Given data:
.....
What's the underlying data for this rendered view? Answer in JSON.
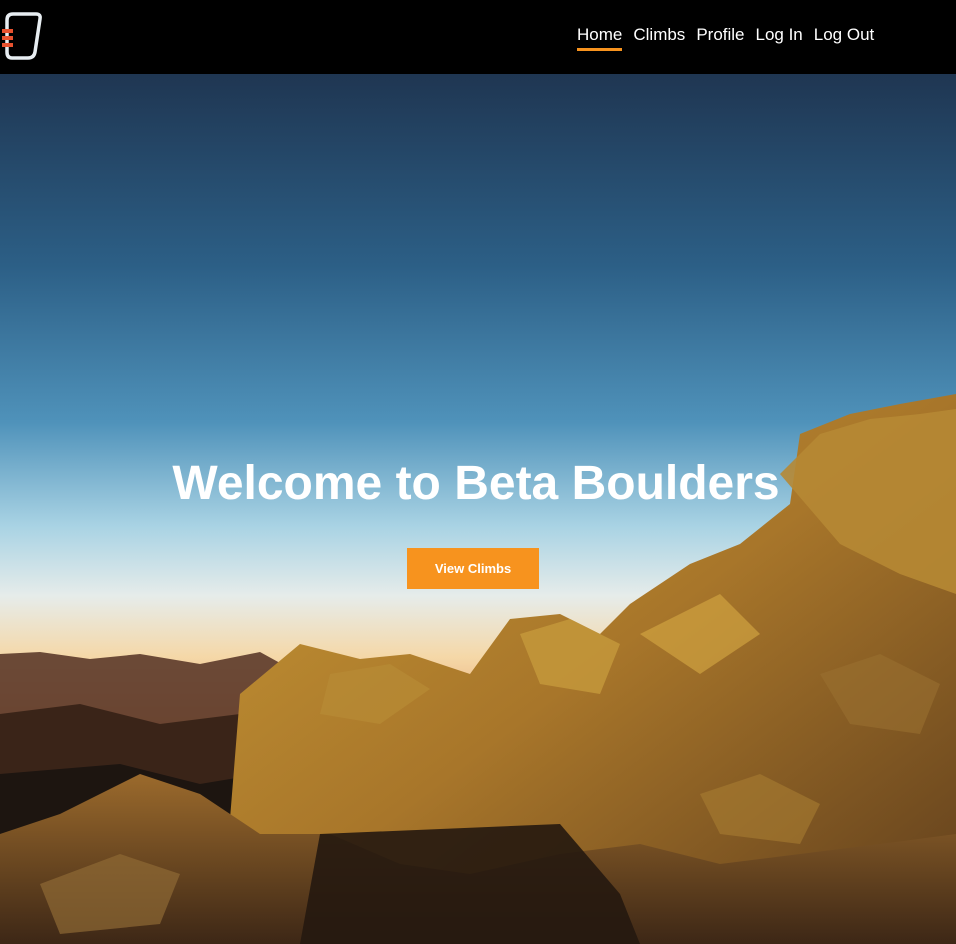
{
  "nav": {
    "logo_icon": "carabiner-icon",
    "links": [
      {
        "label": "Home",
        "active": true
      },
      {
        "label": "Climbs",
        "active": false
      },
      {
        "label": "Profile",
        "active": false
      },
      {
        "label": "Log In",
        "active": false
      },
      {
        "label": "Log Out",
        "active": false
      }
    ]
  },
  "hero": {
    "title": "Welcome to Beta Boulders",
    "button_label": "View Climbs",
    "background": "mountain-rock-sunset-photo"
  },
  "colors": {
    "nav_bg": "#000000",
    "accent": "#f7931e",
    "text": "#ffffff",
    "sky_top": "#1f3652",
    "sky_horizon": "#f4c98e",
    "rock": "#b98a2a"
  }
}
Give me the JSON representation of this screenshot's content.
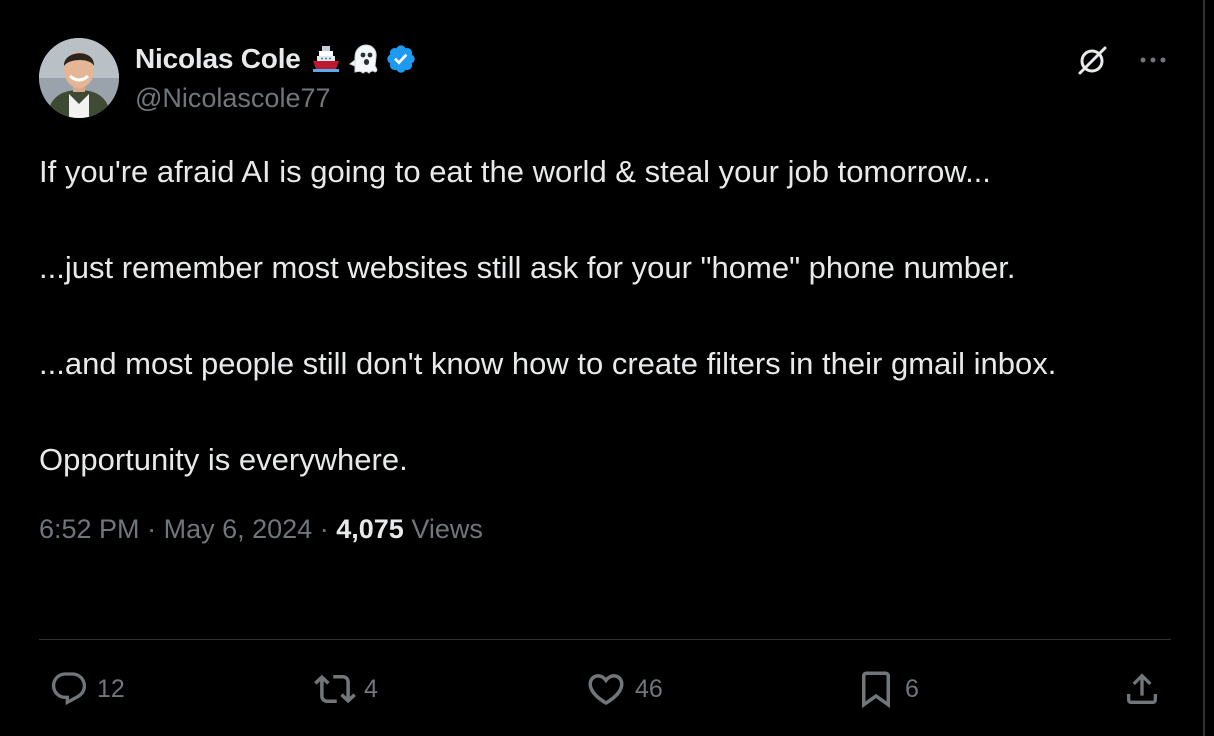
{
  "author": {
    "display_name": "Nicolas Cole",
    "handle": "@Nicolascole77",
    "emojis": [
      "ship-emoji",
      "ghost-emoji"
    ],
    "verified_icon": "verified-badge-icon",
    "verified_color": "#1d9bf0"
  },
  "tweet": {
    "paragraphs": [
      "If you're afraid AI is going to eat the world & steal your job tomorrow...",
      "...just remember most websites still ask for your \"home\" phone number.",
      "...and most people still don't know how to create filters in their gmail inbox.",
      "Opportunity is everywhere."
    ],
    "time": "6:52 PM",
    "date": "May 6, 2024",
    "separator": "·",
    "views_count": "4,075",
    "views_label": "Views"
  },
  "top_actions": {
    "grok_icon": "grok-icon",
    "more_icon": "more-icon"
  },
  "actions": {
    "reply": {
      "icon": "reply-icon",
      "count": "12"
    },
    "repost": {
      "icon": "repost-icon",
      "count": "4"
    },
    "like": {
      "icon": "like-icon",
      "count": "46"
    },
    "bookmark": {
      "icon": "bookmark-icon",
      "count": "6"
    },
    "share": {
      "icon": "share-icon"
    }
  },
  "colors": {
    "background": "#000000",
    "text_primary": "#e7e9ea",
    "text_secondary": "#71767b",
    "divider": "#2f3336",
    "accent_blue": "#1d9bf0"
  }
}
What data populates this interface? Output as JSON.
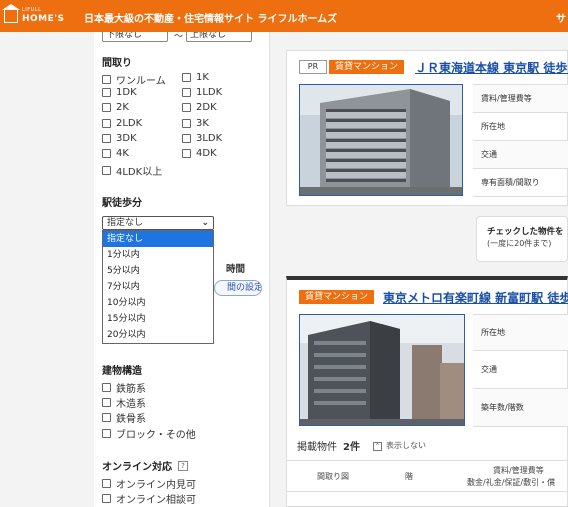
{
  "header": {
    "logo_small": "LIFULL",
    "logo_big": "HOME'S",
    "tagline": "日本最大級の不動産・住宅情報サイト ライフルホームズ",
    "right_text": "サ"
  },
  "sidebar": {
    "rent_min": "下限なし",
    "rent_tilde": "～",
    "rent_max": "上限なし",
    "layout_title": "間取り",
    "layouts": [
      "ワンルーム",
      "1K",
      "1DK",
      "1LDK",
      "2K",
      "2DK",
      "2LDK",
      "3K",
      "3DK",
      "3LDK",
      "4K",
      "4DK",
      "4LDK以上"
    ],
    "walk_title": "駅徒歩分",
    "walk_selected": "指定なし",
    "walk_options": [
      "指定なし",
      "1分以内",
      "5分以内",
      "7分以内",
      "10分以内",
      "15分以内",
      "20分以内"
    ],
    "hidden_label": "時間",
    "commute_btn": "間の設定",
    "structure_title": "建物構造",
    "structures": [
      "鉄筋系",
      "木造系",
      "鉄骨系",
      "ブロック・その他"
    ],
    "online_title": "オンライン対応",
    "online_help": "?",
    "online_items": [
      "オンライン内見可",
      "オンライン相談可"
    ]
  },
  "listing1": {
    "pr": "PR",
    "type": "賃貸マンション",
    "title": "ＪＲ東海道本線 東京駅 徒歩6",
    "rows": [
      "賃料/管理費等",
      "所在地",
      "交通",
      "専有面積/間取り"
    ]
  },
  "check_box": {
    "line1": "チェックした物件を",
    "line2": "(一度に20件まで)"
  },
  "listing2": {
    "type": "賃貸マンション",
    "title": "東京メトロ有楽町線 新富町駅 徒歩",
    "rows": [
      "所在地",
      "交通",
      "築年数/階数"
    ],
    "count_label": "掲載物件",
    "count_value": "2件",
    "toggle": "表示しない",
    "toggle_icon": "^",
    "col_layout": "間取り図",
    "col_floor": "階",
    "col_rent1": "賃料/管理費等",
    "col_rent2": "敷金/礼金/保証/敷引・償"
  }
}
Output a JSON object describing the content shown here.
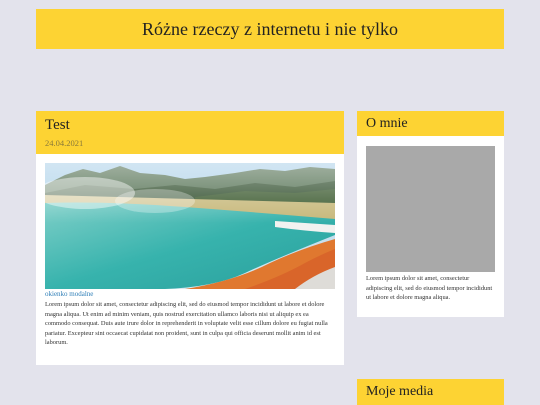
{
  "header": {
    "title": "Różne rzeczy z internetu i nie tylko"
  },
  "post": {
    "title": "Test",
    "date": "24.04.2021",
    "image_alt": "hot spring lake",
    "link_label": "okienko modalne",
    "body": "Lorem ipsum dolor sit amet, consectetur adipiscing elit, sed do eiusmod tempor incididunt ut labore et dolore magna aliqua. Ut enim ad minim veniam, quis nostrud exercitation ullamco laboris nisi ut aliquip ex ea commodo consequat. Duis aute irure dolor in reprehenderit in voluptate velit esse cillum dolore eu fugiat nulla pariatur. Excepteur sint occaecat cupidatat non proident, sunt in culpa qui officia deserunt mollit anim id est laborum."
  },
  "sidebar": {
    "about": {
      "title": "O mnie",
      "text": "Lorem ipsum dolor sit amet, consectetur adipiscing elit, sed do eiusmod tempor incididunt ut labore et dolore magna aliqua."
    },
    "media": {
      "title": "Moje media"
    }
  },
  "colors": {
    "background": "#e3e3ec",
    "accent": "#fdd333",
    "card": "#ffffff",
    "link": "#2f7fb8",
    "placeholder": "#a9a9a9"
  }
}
.....
Brief: Each record above must be returned exactly as written, with its pictures omitted.

Finished exercise:
What's the underlying data for this rendered view? Answer in JSON.
{
  "nav": {
    "logo_icon": "carabiner-icon",
    "links": [
      {
        "label": "Home",
        "active": true
      },
      {
        "label": "Climbs",
        "active": false
      },
      {
        "label": "Profile",
        "active": false
      },
      {
        "label": "Log In",
        "active": false
      },
      {
        "label": "Log Out",
        "active": false
      }
    ]
  },
  "hero": {
    "title": "Welcome to Beta Boulders",
    "button_label": "View Climbs",
    "background": "mountain-rock-sunset-photo"
  },
  "colors": {
    "nav_bg": "#000000",
    "accent": "#f7931e",
    "text": "#ffffff",
    "sky_top": "#1f3652",
    "sky_horizon": "#f4c98e",
    "rock": "#b98a2a"
  }
}
Give me the JSON representation of this screenshot's content.
{
  "author": {
    "display_name": "Nicolas Cole",
    "handle": "@Nicolascole77",
    "emojis": [
      "ship-emoji",
      "ghost-emoji"
    ],
    "verified_icon": "verified-badge-icon",
    "verified_color": "#1d9bf0"
  },
  "tweet": {
    "paragraphs": [
      "If you're afraid AI is going to eat the world & steal your job tomorrow...",
      "...just remember most websites still ask for your \"home\" phone number.",
      "...and most people still don't know how to create filters in their gmail inbox.",
      "Opportunity is everywhere."
    ],
    "time": "6:52 PM",
    "date": "May 6, 2024",
    "separator": "·",
    "views_count": "4,075",
    "views_label": "Views"
  },
  "top_actions": {
    "grok_icon": "grok-icon",
    "more_icon": "more-icon"
  },
  "actions": {
    "reply": {
      "icon": "reply-icon",
      "count": "12"
    },
    "repost": {
      "icon": "repost-icon",
      "count": "4"
    },
    "like": {
      "icon": "like-icon",
      "count": "46"
    },
    "bookmark": {
      "icon": "bookmark-icon",
      "count": "6"
    },
    "share": {
      "icon": "share-icon"
    }
  },
  "colors": {
    "background": "#000000",
    "text_primary": "#e7e9ea",
    "text_secondary": "#71767b",
    "divider": "#2f3336",
    "accent_blue": "#1d9bf0"
  }
}
What data populates this interface? Output as JSON.
{
  "header": {
    "logo_small": "LIFULL",
    "logo_big": "HOME'S",
    "tagline": "日本最大級の不動産・住宅情報サイト ライフルホームズ",
    "right_text": "サ"
  },
  "sidebar": {
    "rent_min": "下限なし",
    "rent_tilde": "～",
    "rent_max": "上限なし",
    "layout_title": "間取り",
    "layouts": [
      "ワンルーム",
      "1K",
      "1DK",
      "1LDK",
      "2K",
      "2DK",
      "2LDK",
      "3K",
      "3DK",
      "3LDK",
      "4K",
      "4DK",
      "4LDK以上"
    ],
    "walk_title": "駅徒歩分",
    "walk_selected": "指定なし",
    "walk_options": [
      "指定なし",
      "1分以内",
      "5分以内",
      "7分以内",
      "10分以内",
      "15分以内",
      "20分以内"
    ],
    "hidden_label": "時間",
    "commute_btn": "間の設定",
    "structure_title": "建物構造",
    "structures": [
      "鉄筋系",
      "木造系",
      "鉄骨系",
      "ブロック・その他"
    ],
    "online_title": "オンライン対応",
    "online_help": "?",
    "online_items": [
      "オンライン内見可",
      "オンライン相談可"
    ]
  },
  "listing1": {
    "pr": "PR",
    "type": "賃貸マンション",
    "title": "ＪＲ東海道本線 東京駅 徒歩6",
    "rows": [
      "賃料/管理費等",
      "所在地",
      "交通",
      "専有面積/間取り"
    ]
  },
  "check_box": {
    "line1": "チェックした物件を",
    "line2": "(一度に20件まで)"
  },
  "listing2": {
    "type": "賃貸マンション",
    "title": "東京メトロ有楽町線 新富町駅 徒歩",
    "rows": [
      "所在地",
      "交通",
      "築年数/階数"
    ],
    "count_label": "掲載物件",
    "count_value": "2件",
    "toggle": "表示しない",
    "toggle_icon": "^",
    "col_layout": "間取り図",
    "col_floor": "階",
    "col_rent1": "賃料/管理費等",
    "col_rent2": "敷金/礼金/保証/敷引・償"
  }
}
Output a JSON object describing the content shown here.
{
  "header": {
    "title": "Różne rzeczy z internetu i nie tylko"
  },
  "post": {
    "title": "Test",
    "date": "24.04.2021",
    "image_alt": "hot spring lake",
    "link_label": "okienko modalne",
    "body": "Lorem ipsum dolor sit amet, consectetur adipiscing elit, sed do eiusmod tempor incididunt ut labore et dolore magna aliqua. Ut enim ad minim veniam, quis nostrud exercitation ullamco laboris nisi ut aliquip ex ea commodo consequat. Duis aute irure dolor in reprehenderit in voluptate velit esse cillum dolore eu fugiat nulla pariatur. Excepteur sint occaecat cupidatat non proident, sunt in culpa qui officia deserunt mollit anim id est laborum."
  },
  "sidebar": {
    "about": {
      "title": "O mnie",
      "text": "Lorem ipsum dolor sit amet, consectetur adipiscing elit, sed do eiusmod tempor incididunt ut labore et dolore magna aliqua."
    },
    "media": {
      "title": "Moje media"
    }
  },
  "colors": {
    "background": "#e3e3ec",
    "accent": "#fdd333",
    "card": "#ffffff",
    "link": "#2f7fb8",
    "placeholder": "#a9a9a9"
  }
}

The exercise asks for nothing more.